Give the data below again, word for word.

[start Information supplied]

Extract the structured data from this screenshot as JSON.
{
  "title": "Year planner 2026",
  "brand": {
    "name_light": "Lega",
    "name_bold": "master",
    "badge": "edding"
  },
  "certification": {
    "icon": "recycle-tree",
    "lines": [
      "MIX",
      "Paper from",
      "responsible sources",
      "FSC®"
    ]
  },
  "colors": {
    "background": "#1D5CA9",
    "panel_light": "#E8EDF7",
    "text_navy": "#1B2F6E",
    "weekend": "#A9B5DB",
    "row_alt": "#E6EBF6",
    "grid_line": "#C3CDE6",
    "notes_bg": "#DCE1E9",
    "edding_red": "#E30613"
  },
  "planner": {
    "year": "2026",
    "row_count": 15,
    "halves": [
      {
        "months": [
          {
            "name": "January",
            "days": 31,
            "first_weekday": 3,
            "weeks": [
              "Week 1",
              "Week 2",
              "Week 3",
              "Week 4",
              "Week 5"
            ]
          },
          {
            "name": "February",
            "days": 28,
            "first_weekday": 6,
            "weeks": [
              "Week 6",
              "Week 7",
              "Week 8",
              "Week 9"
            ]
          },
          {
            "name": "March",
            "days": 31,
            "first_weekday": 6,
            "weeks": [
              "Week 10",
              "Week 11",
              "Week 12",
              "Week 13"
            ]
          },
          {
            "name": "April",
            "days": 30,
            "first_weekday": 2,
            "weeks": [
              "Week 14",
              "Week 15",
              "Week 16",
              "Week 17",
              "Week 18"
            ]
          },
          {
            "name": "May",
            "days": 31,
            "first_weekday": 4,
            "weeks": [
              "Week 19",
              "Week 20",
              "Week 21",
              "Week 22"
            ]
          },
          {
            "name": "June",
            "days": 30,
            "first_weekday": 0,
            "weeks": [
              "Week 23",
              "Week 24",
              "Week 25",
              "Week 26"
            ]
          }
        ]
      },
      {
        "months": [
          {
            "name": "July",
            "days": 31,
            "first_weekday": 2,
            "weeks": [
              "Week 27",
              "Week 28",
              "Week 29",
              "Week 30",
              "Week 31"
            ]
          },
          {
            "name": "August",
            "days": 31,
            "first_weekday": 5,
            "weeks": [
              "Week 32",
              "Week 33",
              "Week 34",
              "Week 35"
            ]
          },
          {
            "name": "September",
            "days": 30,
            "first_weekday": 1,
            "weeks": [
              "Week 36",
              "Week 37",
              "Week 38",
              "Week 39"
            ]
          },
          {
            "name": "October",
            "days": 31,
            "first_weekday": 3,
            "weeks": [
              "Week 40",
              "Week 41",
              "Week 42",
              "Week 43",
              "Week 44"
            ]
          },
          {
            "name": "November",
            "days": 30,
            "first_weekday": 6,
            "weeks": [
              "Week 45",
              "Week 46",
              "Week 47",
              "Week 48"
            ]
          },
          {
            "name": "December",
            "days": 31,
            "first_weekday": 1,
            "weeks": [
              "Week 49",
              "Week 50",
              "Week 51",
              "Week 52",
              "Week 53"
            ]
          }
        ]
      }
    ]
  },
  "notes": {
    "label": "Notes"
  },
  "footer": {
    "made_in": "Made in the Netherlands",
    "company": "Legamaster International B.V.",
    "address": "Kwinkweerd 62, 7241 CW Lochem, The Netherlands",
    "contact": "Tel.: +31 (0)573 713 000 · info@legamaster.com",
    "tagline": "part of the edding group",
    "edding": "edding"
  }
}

[end Information supplied]

▸ **Written solution**
Extract the structured data from this screenshot as JSON.
{
  "title": "Year planner 2026",
  "brand": {
    "name_light": "Lega",
    "name_bold": "master",
    "badge": "edding"
  },
  "certification": {
    "icon": "recycle-tree",
    "lines": [
      "MIX",
      "Paper from",
      "responsible sources",
      "FSC®"
    ]
  },
  "colors": {
    "background": "#1D5CA9",
    "panel_light": "#E8EDF7",
    "text_navy": "#1B2F6E",
    "weekend": "#A9B5DB",
    "row_alt": "#E6EBF6",
    "grid_line": "#C3CDE6",
    "notes_bg": "#DCE1E9",
    "edding_red": "#E30613"
  },
  "planner": {
    "year": "2026",
    "row_count": 15,
    "halves": [
      {
        "months": [
          {
            "name": "January",
            "days": 31,
            "first_weekday": 3,
            "weeks": [
              "Week 1",
              "Week 2",
              "Week 3",
              "Week 4",
              "Week 5"
            ]
          },
          {
            "name": "February",
            "days": 28,
            "first_weekday": 6,
            "weeks": [
              "Week 6",
              "Week 7",
              "Week 8",
              "Week 9"
            ]
          },
          {
            "name": "March",
            "days": 31,
            "first_weekday": 6,
            "weeks": [
              "Week 10",
              "Week 11",
              "Week 12",
              "Week 13"
            ]
          },
          {
            "name": "April",
            "days": 30,
            "first_weekday": 2,
            "weeks": [
              "Week 14",
              "Week 15",
              "Week 16",
              "Week 17",
              "Week 18"
            ]
          },
          {
            "name": "May",
            "days": 31,
            "first_weekday": 4,
            "weeks": [
              "Week 19",
              "Week 20",
              "Week 21",
              "Week 22"
            ]
          },
          {
            "name": "June",
            "days": 30,
            "first_weekday": 0,
            "weeks": [
              "Week 23",
              "Week 24",
              "Week 25",
              "Week 26"
            ]
          }
        ]
      },
      {
        "months": [
          {
            "name": "July",
            "days": 31,
            "first_weekday": 2,
            "weeks": [
              "Week 27",
              "Week 28",
              "Week 29",
              "Week 30",
              "Week 31"
            ]
          },
          {
            "name": "August",
            "days": 31,
            "first_weekday": 5,
            "weeks": [
              "Week 32",
              "Week 33",
              "Week 34",
              "Week 35"
            ]
          },
          {
            "name": "September",
            "days": 30,
            "first_weekday": 1,
            "weeks": [
              "Week 36",
              "Week 37",
              "Week 38",
              "Week 39"
            ]
          },
          {
            "name": "October",
            "days": 31,
            "first_weekday": 3,
            "weeks": [
              "Week 40",
              "Week 41",
              "Week 42",
              "Week 43",
              "Week 44"
            ]
          },
          {
            "name": "November",
            "days": 30,
            "first_weekday": 6,
            "weeks": [
              "Week 45",
              "Week 46",
              "Week 47",
              "Week 48"
            ]
          },
          {
            "name": "December",
            "days": 31,
            "first_weekday": 1,
            "weeks": [
              "Week 49",
              "Week 50",
              "Week 51",
              "Week 52",
              "Week 53"
            ]
          }
        ]
      }
    ]
  },
  "notes": {
    "label": "Notes"
  },
  "footer": {
    "made_in": "Made in the Netherlands",
    "company": "Legamaster International B.V.",
    "address": "Kwinkweerd 62, 7241 CW Lochem, The Netherlands",
    "contact": "Tel.: +31 (0)573 713 000 · info@legamaster.com",
    "tagline": "part of the edding group",
    "edding": "edding"
  }
}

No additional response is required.